# EXERCISE OBJECTIVE
Give the listing again character for character, but drop the images.

# DATA ENTRIES
○ ○ ○ ○
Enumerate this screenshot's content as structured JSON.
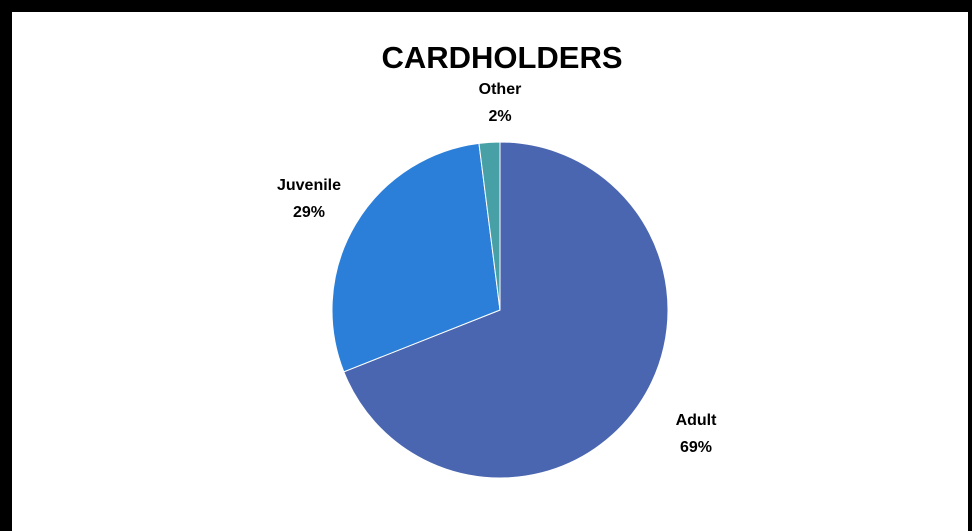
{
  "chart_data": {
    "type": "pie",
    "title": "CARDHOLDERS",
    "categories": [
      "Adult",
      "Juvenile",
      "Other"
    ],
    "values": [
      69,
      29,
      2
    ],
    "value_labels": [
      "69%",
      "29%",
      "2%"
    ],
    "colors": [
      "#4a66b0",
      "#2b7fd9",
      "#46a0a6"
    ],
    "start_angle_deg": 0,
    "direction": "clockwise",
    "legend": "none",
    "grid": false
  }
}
○ ○ ○ ○
# RESULT OF THIS EXERCISE
Enumerate this screenshot's content as structured JSON.
{
  "chart_data": {
    "type": "pie",
    "title": "CARDHOLDERS",
    "categories": [
      "Adult",
      "Juvenile",
      "Other"
    ],
    "values": [
      69,
      29,
      2
    ],
    "value_labels": [
      "69%",
      "29%",
      "2%"
    ],
    "colors": [
      "#4a66b0",
      "#2b7fd9",
      "#46a0a6"
    ],
    "start_angle_deg": 0,
    "direction": "clockwise",
    "legend": "none",
    "grid": false
  }
}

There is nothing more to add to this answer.